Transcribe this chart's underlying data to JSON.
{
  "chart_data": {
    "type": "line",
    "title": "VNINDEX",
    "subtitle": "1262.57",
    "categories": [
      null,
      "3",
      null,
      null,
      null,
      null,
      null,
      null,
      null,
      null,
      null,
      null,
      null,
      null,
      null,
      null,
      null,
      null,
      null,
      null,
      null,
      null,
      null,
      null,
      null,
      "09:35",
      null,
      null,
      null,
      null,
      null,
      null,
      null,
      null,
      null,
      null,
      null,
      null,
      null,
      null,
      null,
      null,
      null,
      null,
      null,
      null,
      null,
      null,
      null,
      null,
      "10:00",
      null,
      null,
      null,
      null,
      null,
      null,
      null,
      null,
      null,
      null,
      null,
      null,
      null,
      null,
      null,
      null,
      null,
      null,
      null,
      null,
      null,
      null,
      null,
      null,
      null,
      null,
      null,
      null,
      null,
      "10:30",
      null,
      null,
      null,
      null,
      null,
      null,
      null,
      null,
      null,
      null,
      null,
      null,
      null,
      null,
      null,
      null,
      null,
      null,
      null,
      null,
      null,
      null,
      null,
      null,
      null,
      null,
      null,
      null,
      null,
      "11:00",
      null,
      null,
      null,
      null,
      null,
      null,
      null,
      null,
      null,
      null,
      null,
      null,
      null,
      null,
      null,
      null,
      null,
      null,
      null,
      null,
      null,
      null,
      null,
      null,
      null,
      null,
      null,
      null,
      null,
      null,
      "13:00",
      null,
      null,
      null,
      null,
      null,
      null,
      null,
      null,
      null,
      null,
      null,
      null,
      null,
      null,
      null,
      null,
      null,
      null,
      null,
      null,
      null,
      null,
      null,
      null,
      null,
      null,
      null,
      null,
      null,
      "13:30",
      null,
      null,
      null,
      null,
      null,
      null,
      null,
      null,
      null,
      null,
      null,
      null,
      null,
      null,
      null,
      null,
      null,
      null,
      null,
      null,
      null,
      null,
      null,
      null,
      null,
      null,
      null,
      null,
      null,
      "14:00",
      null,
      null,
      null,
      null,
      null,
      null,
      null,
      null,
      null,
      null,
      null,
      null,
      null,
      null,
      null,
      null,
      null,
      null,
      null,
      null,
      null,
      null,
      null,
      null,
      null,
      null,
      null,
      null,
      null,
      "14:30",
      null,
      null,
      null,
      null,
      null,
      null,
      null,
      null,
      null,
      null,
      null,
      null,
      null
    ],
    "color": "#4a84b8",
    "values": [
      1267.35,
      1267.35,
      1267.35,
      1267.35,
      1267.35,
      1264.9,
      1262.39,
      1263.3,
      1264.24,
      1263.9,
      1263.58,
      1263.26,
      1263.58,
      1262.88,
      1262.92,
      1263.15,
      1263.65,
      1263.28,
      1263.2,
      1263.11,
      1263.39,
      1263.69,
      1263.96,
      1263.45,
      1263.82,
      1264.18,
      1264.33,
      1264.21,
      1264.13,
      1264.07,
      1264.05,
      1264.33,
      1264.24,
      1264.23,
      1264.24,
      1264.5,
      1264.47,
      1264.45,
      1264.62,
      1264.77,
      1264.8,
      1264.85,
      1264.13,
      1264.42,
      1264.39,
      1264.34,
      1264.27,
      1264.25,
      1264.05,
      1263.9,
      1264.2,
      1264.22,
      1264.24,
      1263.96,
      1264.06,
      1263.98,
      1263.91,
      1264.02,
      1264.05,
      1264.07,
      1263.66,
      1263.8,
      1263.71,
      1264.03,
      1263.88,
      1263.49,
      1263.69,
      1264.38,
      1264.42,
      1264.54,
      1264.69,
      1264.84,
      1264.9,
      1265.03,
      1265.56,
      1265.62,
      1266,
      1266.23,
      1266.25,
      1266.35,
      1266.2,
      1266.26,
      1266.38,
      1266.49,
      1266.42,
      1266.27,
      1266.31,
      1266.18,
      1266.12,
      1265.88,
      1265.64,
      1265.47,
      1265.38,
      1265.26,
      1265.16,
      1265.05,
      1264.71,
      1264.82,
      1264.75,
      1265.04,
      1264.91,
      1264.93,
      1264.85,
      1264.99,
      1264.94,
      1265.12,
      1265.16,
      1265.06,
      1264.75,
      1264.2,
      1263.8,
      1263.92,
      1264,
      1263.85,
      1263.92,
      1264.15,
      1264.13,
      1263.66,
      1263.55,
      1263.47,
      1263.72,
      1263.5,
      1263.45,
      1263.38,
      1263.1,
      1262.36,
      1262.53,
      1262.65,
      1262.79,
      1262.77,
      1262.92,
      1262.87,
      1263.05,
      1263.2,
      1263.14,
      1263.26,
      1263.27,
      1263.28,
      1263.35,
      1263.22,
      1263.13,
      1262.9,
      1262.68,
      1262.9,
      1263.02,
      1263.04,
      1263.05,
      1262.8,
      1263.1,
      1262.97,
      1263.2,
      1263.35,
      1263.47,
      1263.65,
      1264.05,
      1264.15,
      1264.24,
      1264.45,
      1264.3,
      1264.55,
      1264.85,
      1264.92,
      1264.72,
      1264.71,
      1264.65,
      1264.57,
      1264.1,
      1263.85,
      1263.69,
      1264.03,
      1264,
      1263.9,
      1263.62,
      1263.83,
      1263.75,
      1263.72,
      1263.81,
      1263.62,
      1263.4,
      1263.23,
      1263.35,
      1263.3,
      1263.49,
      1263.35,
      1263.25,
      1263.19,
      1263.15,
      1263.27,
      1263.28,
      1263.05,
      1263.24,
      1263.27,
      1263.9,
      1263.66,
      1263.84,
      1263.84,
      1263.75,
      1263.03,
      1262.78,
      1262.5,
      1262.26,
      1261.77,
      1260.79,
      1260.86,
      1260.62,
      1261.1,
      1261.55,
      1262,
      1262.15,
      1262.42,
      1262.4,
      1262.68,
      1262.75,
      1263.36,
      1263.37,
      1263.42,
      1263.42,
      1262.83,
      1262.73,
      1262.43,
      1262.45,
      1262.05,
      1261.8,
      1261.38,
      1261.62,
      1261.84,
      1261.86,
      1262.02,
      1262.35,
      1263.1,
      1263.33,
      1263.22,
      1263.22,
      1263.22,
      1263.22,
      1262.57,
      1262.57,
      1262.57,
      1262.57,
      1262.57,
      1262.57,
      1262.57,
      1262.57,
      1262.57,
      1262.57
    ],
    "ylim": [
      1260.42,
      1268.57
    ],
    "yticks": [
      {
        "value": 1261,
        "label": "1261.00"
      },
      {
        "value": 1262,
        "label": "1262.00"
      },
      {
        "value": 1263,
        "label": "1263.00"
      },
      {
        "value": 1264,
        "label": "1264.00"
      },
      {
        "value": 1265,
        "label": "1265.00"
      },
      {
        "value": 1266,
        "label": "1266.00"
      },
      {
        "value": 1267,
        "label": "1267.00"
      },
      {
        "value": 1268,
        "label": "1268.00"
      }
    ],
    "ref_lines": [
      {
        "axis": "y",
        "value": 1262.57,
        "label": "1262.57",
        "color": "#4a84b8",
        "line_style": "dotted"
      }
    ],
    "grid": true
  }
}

### Written problem
Each line must be given again exactly as written above.

### Result of this task
Transcribe this chart's underlying data to JSON.
{
  "chart_data": {
    "type": "line",
    "title": "VNINDEX",
    "subtitle": "1262.57",
    "categories": [
      null,
      "3",
      null,
      null,
      null,
      null,
      null,
      null,
      null,
      null,
      null,
      null,
      null,
      null,
      null,
      null,
      null,
      null,
      null,
      null,
      null,
      null,
      null,
      null,
      null,
      "09:35",
      null,
      null,
      null,
      null,
      null,
      null,
      null,
      null,
      null,
      null,
      null,
      null,
      null,
      null,
      null,
      null,
      null,
      null,
      null,
      null,
      null,
      null,
      null,
      null,
      "10:00",
      null,
      null,
      null,
      null,
      null,
      null,
      null,
      null,
      null,
      null,
      null,
      null,
      null,
      null,
      null,
      null,
      null,
      null,
      null,
      null,
      null,
      null,
      null,
      null,
      null,
      null,
      null,
      null,
      null,
      "10:30",
      null,
      null,
      null,
      null,
      null,
      null,
      null,
      null,
      null,
      null,
      null,
      null,
      null,
      null,
      null,
      null,
      null,
      null,
      null,
      null,
      null,
      null,
      null,
      null,
      null,
      null,
      null,
      null,
      null,
      "11:00",
      null,
      null,
      null,
      null,
      null,
      null,
      null,
      null,
      null,
      null,
      null,
      null,
      null,
      null,
      null,
      null,
      null,
      null,
      null,
      null,
      null,
      null,
      null,
      null,
      null,
      null,
      null,
      null,
      null,
      null,
      "13:00",
      null,
      null,
      null,
      null,
      null,
      null,
      null,
      null,
      null,
      null,
      null,
      null,
      null,
      null,
      null,
      null,
      null,
      null,
      null,
      null,
      null,
      null,
      null,
      null,
      null,
      null,
      null,
      null,
      null,
      "13:30",
      null,
      null,
      null,
      null,
      null,
      null,
      null,
      null,
      null,
      null,
      null,
      null,
      null,
      null,
      null,
      null,
      null,
      null,
      null,
      null,
      null,
      null,
      null,
      null,
      null,
      null,
      null,
      null,
      null,
      "14:00",
      null,
      null,
      null,
      null,
      null,
      null,
      null,
      null,
      null,
      null,
      null,
      null,
      null,
      null,
      null,
      null,
      null,
      null,
      null,
      null,
      null,
      null,
      null,
      null,
      null,
      null,
      null,
      null,
      null,
      "14:30",
      null,
      null,
      null,
      null,
      null,
      null,
      null,
      null,
      null,
      null,
      null,
      null,
      null
    ],
    "color": "#4a84b8",
    "values": [
      1267.35,
      1267.35,
      1267.35,
      1267.35,
      1267.35,
      1264.9,
      1262.39,
      1263.3,
      1264.24,
      1263.9,
      1263.58,
      1263.26,
      1263.58,
      1262.88,
      1262.92,
      1263.15,
      1263.65,
      1263.28,
      1263.2,
      1263.11,
      1263.39,
      1263.69,
      1263.96,
      1263.45,
      1263.82,
      1264.18,
      1264.33,
      1264.21,
      1264.13,
      1264.07,
      1264.05,
      1264.33,
      1264.24,
      1264.23,
      1264.24,
      1264.5,
      1264.47,
      1264.45,
      1264.62,
      1264.77,
      1264.8,
      1264.85,
      1264.13,
      1264.42,
      1264.39,
      1264.34,
      1264.27,
      1264.25,
      1264.05,
      1263.9,
      1264.2,
      1264.22,
      1264.24,
      1263.96,
      1264.06,
      1263.98,
      1263.91,
      1264.02,
      1264.05,
      1264.07,
      1263.66,
      1263.8,
      1263.71,
      1264.03,
      1263.88,
      1263.49,
      1263.69,
      1264.38,
      1264.42,
      1264.54,
      1264.69,
      1264.84,
      1264.9,
      1265.03,
      1265.56,
      1265.62,
      1266,
      1266.23,
      1266.25,
      1266.35,
      1266.2,
      1266.26,
      1266.38,
      1266.49,
      1266.42,
      1266.27,
      1266.31,
      1266.18,
      1266.12,
      1265.88,
      1265.64,
      1265.47,
      1265.38,
      1265.26,
      1265.16,
      1265.05,
      1264.71,
      1264.82,
      1264.75,
      1265.04,
      1264.91,
      1264.93,
      1264.85,
      1264.99,
      1264.94,
      1265.12,
      1265.16,
      1265.06,
      1264.75,
      1264.2,
      1263.8,
      1263.92,
      1264,
      1263.85,
      1263.92,
      1264.15,
      1264.13,
      1263.66,
      1263.55,
      1263.47,
      1263.72,
      1263.5,
      1263.45,
      1263.38,
      1263.1,
      1262.36,
      1262.53,
      1262.65,
      1262.79,
      1262.77,
      1262.92,
      1262.87,
      1263.05,
      1263.2,
      1263.14,
      1263.26,
      1263.27,
      1263.28,
      1263.35,
      1263.22,
      1263.13,
      1262.9,
      1262.68,
      1262.9,
      1263.02,
      1263.04,
      1263.05,
      1262.8,
      1263.1,
      1262.97,
      1263.2,
      1263.35,
      1263.47,
      1263.65,
      1264.05,
      1264.15,
      1264.24,
      1264.45,
      1264.3,
      1264.55,
      1264.85,
      1264.92,
      1264.72,
      1264.71,
      1264.65,
      1264.57,
      1264.1,
      1263.85,
      1263.69,
      1264.03,
      1264,
      1263.9,
      1263.62,
      1263.83,
      1263.75,
      1263.72,
      1263.81,
      1263.62,
      1263.4,
      1263.23,
      1263.35,
      1263.3,
      1263.49,
      1263.35,
      1263.25,
      1263.19,
      1263.15,
      1263.27,
      1263.28,
      1263.05,
      1263.24,
      1263.27,
      1263.9,
      1263.66,
      1263.84,
      1263.84,
      1263.75,
      1263.03,
      1262.78,
      1262.5,
      1262.26,
      1261.77,
      1260.79,
      1260.86,
      1260.62,
      1261.1,
      1261.55,
      1262,
      1262.15,
      1262.42,
      1262.4,
      1262.68,
      1262.75,
      1263.36,
      1263.37,
      1263.42,
      1263.42,
      1262.83,
      1262.73,
      1262.43,
      1262.45,
      1262.05,
      1261.8,
      1261.38,
      1261.62,
      1261.84,
      1261.86,
      1262.02,
      1262.35,
      1263.1,
      1263.33,
      1263.22,
      1263.22,
      1263.22,
      1263.22,
      1262.57,
      1262.57,
      1262.57,
      1262.57,
      1262.57,
      1262.57,
      1262.57,
      1262.57,
      1262.57,
      1262.57
    ],
    "ylim": [
      1260.42,
      1268.57
    ],
    "yticks": [
      {
        "value": 1261,
        "label": "1261.00"
      },
      {
        "value": 1262,
        "label": "1262.00"
      },
      {
        "value": 1263,
        "label": "1263.00"
      },
      {
        "value": 1264,
        "label": "1264.00"
      },
      {
        "value": 1265,
        "label": "1265.00"
      },
      {
        "value": 1266,
        "label": "1266.00"
      },
      {
        "value": 1267,
        "label": "1267.00"
      },
      {
        "value": 1268,
        "label": "1268.00"
      }
    ],
    "ref_lines": [
      {
        "axis": "y",
        "value": 1262.57,
        "label": "1262.57",
        "color": "#4a84b8",
        "line_style": "dotted"
      }
    ],
    "grid": true
  }
}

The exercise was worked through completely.